- **Given problem**:
Return all lines from the listing below in which the string "Best" occurs.

+ + +

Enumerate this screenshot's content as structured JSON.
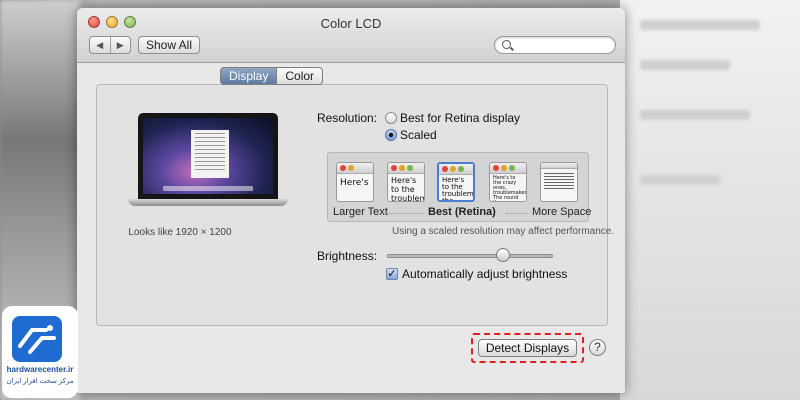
{
  "window": {
    "title": "Color LCD",
    "nav_back": "◀",
    "nav_forward": "▶",
    "show_all": "Show All",
    "search_placeholder": ""
  },
  "tabs": [
    {
      "label": "Display",
      "active": true
    },
    {
      "label": "Color",
      "active": false
    }
  ],
  "display": {
    "looks_like": "Looks like 1920 × 1200",
    "resolution_label": "Resolution:",
    "resolution_options": [
      {
        "label": "Best for Retina display",
        "selected": false
      },
      {
        "label": "Scaled",
        "selected": true
      }
    ],
    "scaled_options": [
      {
        "preview_text": "Here's",
        "label": "Larger Text",
        "selected": false
      },
      {
        "preview_text": "Here's to the troublemake",
        "label": "",
        "selected": false
      },
      {
        "preview_text": "Here's to the troublemak the round pe",
        "label": "Best (Retina)",
        "selected": true
      },
      {
        "preview_text": "Here's to the crazy ones, troublemakers. The round the ones who see thing",
        "label": "",
        "selected": false
      },
      {
        "preview_text": "",
        "label": "More Space",
        "selected": false
      }
    ],
    "performance_note": "Using a scaled resolution may affect performance.",
    "brightness_label": "Brightness:",
    "brightness_level": 0.7,
    "auto_brightness_label": "Automatically adjust brightness",
    "auto_brightness_checked": true
  },
  "footer": {
    "detect_displays": "Detect Displays",
    "help": "?"
  },
  "logo": {
    "text": "hardwarecenter.ir",
    "subtext": "مرکز سخت افزار ایران"
  },
  "colors": {
    "accent": "#4a7fd0",
    "highlight_outline": "#e02020",
    "logo_blue": "#1f6bd1"
  }
}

+ + +

- **Solution**:
        "label": "Best for Retina display",
        "label": "Best (Retina)",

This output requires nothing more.